▶ _Exercise brief_: Answer with one number: the count of lines in the listing below that hold the word "JSON".

▶ _Records to process_:
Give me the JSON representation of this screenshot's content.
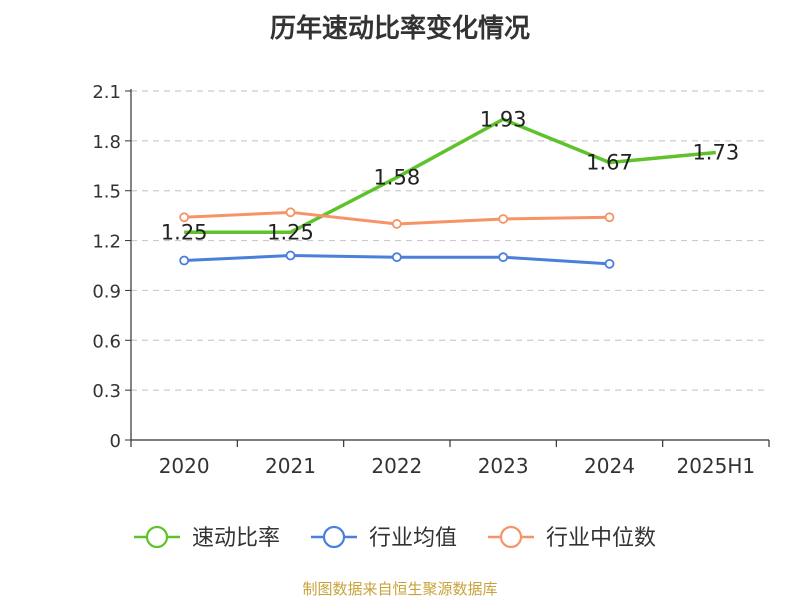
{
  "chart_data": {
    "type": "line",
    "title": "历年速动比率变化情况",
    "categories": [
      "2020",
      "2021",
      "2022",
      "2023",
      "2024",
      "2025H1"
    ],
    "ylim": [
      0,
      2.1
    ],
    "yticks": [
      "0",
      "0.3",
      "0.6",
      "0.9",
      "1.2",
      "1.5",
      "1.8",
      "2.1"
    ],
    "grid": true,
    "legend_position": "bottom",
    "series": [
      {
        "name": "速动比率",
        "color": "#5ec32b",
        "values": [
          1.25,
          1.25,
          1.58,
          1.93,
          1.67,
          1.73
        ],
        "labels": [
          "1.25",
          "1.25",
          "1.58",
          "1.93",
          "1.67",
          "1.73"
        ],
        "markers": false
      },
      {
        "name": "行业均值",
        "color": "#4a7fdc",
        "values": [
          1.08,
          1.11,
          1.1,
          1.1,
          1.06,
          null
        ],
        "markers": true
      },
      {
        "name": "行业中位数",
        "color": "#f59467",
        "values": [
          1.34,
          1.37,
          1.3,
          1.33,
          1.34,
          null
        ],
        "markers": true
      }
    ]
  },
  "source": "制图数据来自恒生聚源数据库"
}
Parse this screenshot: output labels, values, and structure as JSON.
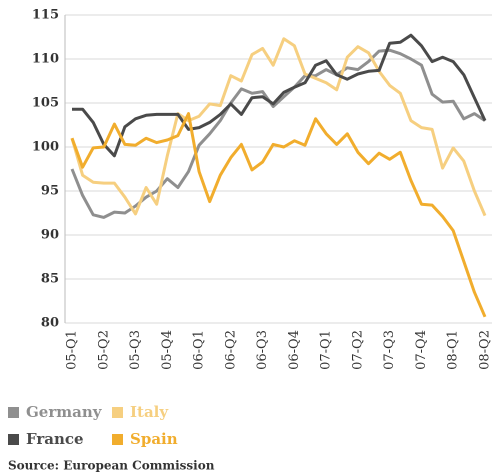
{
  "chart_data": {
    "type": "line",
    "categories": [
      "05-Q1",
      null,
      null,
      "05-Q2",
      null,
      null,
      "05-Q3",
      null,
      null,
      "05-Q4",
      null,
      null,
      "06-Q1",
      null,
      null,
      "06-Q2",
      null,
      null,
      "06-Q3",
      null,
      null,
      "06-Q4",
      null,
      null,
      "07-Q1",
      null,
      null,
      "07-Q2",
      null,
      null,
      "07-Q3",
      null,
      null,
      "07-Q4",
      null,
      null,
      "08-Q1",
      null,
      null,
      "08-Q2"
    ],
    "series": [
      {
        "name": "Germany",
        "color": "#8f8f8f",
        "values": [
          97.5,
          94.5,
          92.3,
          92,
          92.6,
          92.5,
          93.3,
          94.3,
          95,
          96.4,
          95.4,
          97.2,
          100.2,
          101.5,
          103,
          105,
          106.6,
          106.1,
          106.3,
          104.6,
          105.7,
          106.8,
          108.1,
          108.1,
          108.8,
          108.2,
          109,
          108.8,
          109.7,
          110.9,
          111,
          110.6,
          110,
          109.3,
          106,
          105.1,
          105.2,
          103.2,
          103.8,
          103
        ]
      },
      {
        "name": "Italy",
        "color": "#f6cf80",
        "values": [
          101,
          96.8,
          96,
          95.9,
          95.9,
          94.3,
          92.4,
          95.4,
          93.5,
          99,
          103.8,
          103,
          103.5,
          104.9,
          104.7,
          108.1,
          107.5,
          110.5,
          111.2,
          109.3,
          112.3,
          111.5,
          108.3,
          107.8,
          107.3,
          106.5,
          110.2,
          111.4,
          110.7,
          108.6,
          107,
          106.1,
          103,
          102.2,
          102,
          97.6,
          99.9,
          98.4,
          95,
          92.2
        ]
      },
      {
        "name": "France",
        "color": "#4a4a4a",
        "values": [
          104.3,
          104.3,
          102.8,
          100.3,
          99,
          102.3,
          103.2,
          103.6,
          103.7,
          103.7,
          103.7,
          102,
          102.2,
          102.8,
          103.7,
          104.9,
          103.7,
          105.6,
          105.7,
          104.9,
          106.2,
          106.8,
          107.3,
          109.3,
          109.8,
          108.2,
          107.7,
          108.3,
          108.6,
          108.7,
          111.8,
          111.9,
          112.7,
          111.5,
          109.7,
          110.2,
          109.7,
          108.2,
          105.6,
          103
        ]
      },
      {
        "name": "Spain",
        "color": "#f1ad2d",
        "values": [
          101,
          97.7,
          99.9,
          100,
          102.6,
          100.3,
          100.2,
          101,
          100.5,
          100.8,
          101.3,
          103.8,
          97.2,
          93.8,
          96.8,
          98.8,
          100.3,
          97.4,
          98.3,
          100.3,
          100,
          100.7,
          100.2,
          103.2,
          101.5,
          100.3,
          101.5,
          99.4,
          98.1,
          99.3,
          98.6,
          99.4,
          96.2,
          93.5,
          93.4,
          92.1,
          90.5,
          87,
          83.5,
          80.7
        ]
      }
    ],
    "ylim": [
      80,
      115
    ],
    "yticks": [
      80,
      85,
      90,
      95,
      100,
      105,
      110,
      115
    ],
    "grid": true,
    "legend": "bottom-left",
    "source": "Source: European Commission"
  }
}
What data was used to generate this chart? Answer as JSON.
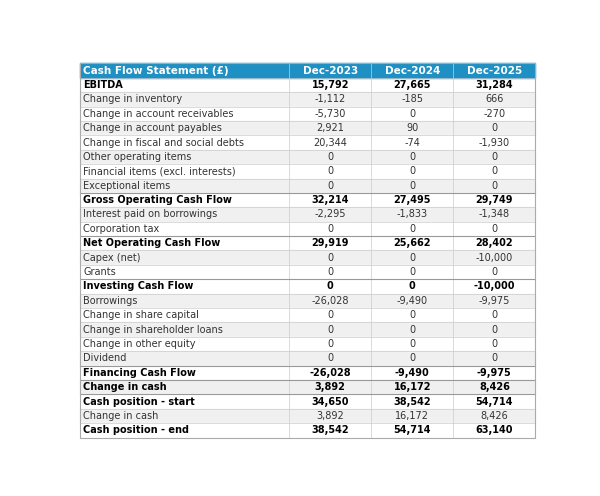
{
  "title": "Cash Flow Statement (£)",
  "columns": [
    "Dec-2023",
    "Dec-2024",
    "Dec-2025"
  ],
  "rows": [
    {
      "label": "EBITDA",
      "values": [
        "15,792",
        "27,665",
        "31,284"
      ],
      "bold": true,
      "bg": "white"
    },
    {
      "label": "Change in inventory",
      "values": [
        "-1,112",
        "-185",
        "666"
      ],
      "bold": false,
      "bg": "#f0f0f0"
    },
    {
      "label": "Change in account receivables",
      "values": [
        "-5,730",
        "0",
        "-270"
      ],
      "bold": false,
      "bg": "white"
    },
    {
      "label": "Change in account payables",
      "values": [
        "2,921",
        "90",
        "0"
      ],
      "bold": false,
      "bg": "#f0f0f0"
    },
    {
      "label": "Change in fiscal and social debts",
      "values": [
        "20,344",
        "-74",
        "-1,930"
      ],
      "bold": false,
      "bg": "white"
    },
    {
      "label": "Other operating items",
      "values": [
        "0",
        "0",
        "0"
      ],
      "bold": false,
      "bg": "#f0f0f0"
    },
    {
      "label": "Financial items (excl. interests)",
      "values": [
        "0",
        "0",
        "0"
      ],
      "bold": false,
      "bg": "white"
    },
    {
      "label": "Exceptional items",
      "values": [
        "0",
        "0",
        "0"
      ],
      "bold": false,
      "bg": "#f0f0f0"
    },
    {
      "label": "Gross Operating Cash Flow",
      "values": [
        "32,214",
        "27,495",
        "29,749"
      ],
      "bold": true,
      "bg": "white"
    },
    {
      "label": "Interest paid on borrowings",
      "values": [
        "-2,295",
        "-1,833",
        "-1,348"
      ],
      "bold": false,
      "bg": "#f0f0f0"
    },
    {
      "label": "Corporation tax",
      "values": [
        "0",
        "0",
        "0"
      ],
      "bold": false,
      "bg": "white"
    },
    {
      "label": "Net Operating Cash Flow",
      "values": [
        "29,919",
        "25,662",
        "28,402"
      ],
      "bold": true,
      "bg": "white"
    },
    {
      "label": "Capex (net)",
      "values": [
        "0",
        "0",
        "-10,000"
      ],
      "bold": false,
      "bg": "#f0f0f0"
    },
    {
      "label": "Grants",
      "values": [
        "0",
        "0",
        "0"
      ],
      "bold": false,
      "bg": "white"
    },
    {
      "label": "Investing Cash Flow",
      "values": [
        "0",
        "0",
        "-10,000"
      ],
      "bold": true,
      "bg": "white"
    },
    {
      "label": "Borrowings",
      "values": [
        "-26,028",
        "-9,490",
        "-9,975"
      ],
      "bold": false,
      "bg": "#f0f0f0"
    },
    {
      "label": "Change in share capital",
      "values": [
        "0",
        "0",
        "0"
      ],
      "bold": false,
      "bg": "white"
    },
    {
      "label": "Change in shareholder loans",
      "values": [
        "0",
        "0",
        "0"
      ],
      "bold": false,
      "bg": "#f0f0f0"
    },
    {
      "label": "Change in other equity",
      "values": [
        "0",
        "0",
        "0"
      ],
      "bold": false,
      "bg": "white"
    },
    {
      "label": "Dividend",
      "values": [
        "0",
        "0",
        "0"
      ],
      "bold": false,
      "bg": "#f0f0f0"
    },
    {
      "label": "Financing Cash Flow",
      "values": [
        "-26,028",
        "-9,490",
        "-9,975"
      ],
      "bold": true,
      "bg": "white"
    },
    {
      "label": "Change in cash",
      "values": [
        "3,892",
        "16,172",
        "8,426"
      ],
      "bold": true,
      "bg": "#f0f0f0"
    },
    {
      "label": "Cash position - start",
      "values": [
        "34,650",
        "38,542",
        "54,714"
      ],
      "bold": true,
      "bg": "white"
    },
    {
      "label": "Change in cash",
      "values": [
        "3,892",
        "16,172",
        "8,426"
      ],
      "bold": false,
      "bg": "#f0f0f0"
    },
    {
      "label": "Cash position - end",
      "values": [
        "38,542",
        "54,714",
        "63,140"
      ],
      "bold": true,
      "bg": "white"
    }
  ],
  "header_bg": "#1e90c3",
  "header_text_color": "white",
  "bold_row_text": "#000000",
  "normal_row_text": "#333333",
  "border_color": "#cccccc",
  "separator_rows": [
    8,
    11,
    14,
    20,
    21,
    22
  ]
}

▶ _Output for this exercise_: 3